Records from a collection of figures:
* * * *

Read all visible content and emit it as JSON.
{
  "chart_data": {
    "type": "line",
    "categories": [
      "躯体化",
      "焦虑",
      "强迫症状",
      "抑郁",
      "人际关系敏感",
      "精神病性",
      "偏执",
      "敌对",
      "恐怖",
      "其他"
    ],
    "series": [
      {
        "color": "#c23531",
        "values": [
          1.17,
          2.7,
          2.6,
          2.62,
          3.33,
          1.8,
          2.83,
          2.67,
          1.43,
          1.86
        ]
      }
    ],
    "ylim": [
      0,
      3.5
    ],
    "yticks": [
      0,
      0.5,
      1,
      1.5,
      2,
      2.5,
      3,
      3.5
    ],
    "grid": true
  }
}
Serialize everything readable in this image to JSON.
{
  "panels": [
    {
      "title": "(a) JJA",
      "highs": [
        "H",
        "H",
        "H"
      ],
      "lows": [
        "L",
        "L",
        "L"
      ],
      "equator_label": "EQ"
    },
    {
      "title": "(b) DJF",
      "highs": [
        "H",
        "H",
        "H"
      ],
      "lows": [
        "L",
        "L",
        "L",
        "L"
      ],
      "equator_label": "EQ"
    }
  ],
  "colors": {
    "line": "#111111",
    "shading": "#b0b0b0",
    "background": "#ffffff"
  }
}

* * * *

#### Task goal:
Starting with the line that contains "Serialize everything readable", repeat each line through the last one exactly as it appears. Include both ends and nothing more.

#### Written reply:
Serialize everything readable in this image to JSON.
{
  "panels": [
    {
      "title": "(a) JJA",
      "highs": [
        "H",
        "H",
        "H"
      ],
      "lows": [
        "L",
        "L",
        "L"
      ],
      "equator_label": "EQ"
    },
    {
      "title": "(b) DJF",
      "highs": [
        "H",
        "H",
        "H"
      ],
      "lows": [
        "L",
        "L",
        "L",
        "L"
      ],
      "equator_label": "EQ"
    }
  ],
  "colors": {
    "line": "#111111",
    "shading": "#b0b0b0",
    "background": "#ffffff"
  }
}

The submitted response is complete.